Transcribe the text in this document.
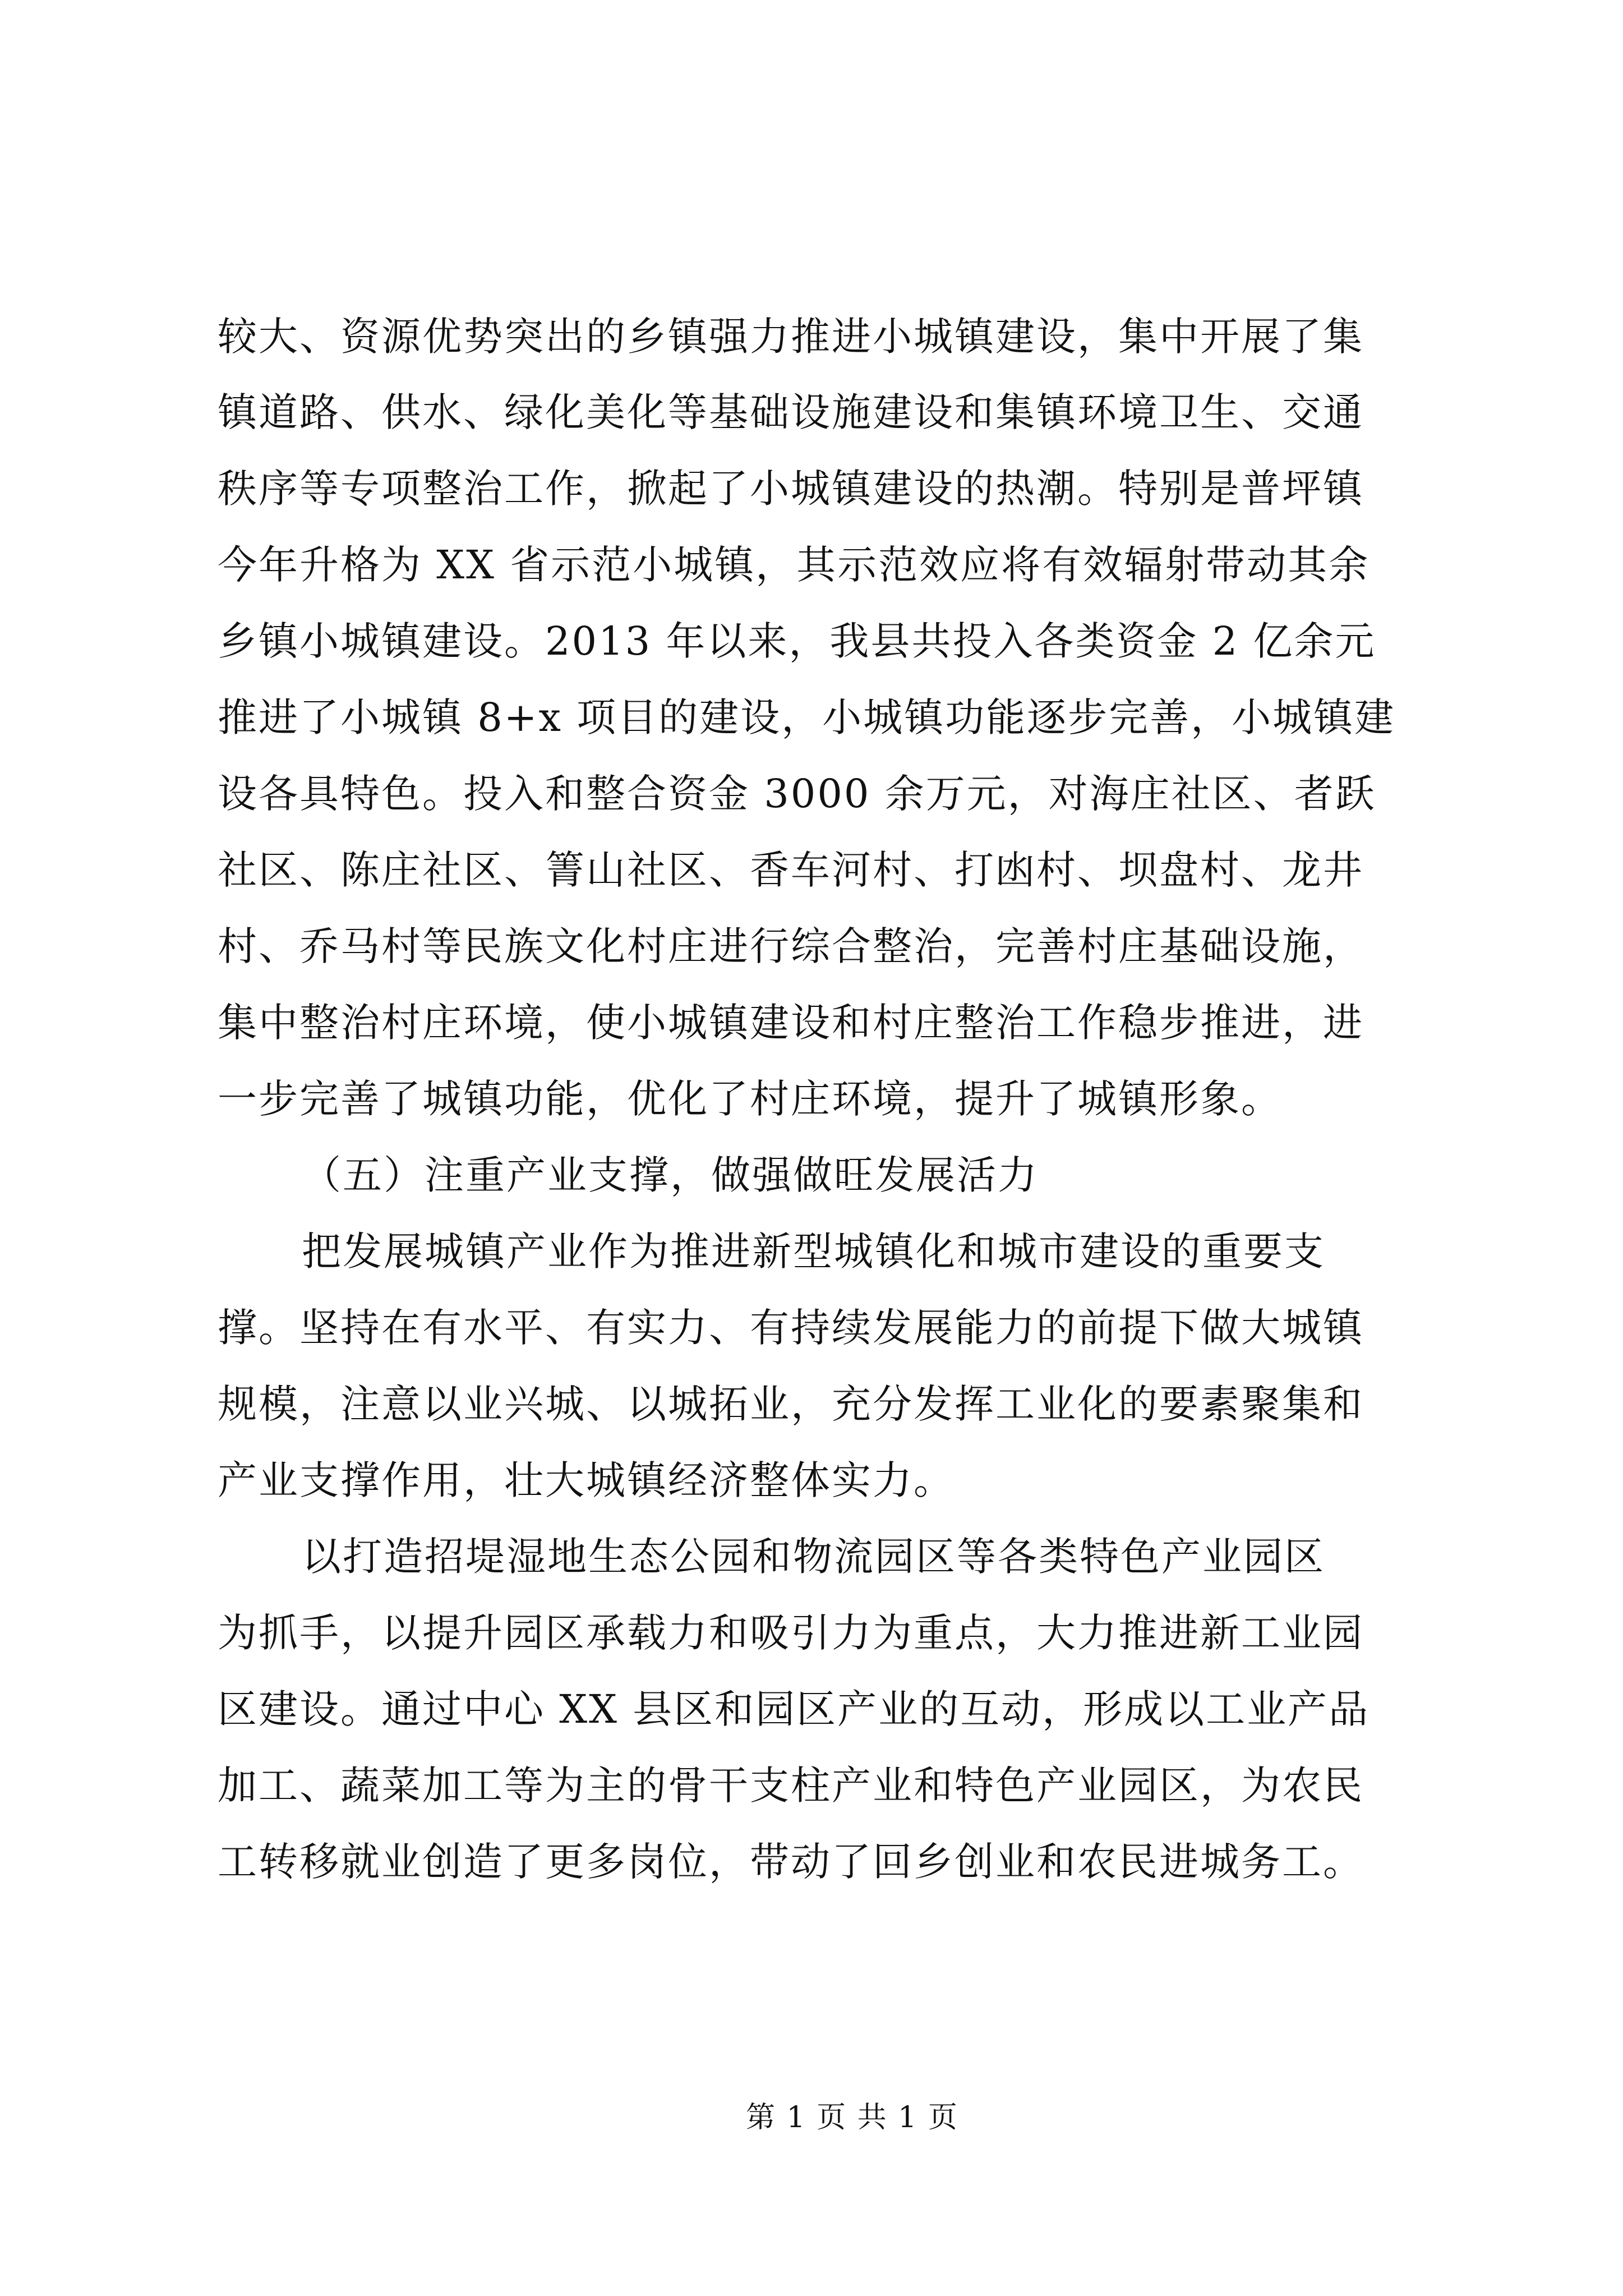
较大、资源优势突出的乡镇强力推进小城镇建设，集中开展了集
镇道路、供水、绿化美化等基础设施建设和集镇环境卫生、交通
秩序等专项整治工作，掀起了小城镇建设的热潮。特别是普坪镇
今年升格为 XX 省示范小城镇，其示范效应将有效辐射带动其余
乡镇小城镇建设。2013 年以来，我县共投入各类资金 2 亿余元
推进了小城镇 8+x 项目的建设，小城镇功能逐步完善，小城镇建
设各具特色。投入和整合资金 3000 余万元，对海庄社区、者跃
社区、陈庄社区、箐山社区、香车河村、打凼村、坝盘村、龙井
村、乔马村等民族文化村庄进行综合整治，完善村庄基础设施，
集中整治村庄环境，使小城镇建设和村庄整治工作稳步推进，进
一步完善了城镇功能，优化了村庄环境，提升了城镇形象。
（五）注重产业支撑，做强做旺发展活力
把发展城镇产业作为推进新型城镇化和城市建设的重要支
撑。坚持在有水平、有实力、有持续发展能力的前提下做大城镇
规模，注意以业兴城、以城拓业，充分发挥工业化的要素聚集和
产业支撑作用，壮大城镇经济整体实力。
以打造招堤湿地生态公园和物流园区等各类特色产业园区
为抓手，以提升园区承载力和吸引力为重点，大力推进新工业园
区建设。通过中心 XX 县区和园区产业的互动，形成以工业产品
加工、蔬菜加工等为主的骨干支柱产业和特色产业园区，为农民
工转移就业创造了更多岗位，带动了回乡创业和农民进城务工。
第 1 页 共 1 页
────────────────────
**What you will do**
Every line is to be duplicated exactly, though pictures stay out.

**Written solution**
Transcribe the text in this document.
较大、资源优势突出的乡镇强力推进小城镇建设，集中开展了集
镇道路、供水、绿化美化等基础设施建设和集镇环境卫生、交通
秩序等专项整治工作，掀起了小城镇建设的热潮。特别是普坪镇
今年升格为 XX 省示范小城镇，其示范效应将有效辐射带动其余
乡镇小城镇建设。2013 年以来，我县共投入各类资金 2 亿余元
推进了小城镇 8+x 项目的建设，小城镇功能逐步完善，小城镇建
设各具特色。投入和整合资金 3000 余万元，对海庄社区、者跃
社区、陈庄社区、箐山社区、香车河村、打凼村、坝盘村、龙井
村、乔马村等民族文化村庄进行综合整治，完善村庄基础设施，
集中整治村庄环境，使小城镇建设和村庄整治工作稳步推进，进
一步完善了城镇功能，优化了村庄环境，提升了城镇形象。
（五）注重产业支撑，做强做旺发展活力
把发展城镇产业作为推进新型城镇化和城市建设的重要支
撑。坚持在有水平、有实力、有持续发展能力的前提下做大城镇
规模，注意以业兴城、以城拓业，充分发挥工业化的要素聚集和
产业支撑作用，壮大城镇经济整体实力。
以打造招堤湿地生态公园和物流园区等各类特色产业园区
为抓手，以提升园区承载力和吸引力为重点，大力推进新工业园
区建设。通过中心 XX 县区和园区产业的互动，形成以工业产品
加工、蔬菜加工等为主的骨干支柱产业和特色产业园区，为农民
工转移就业创造了更多岗位，带动了回乡创业和农民进城务工。
第 1 页 共 1 页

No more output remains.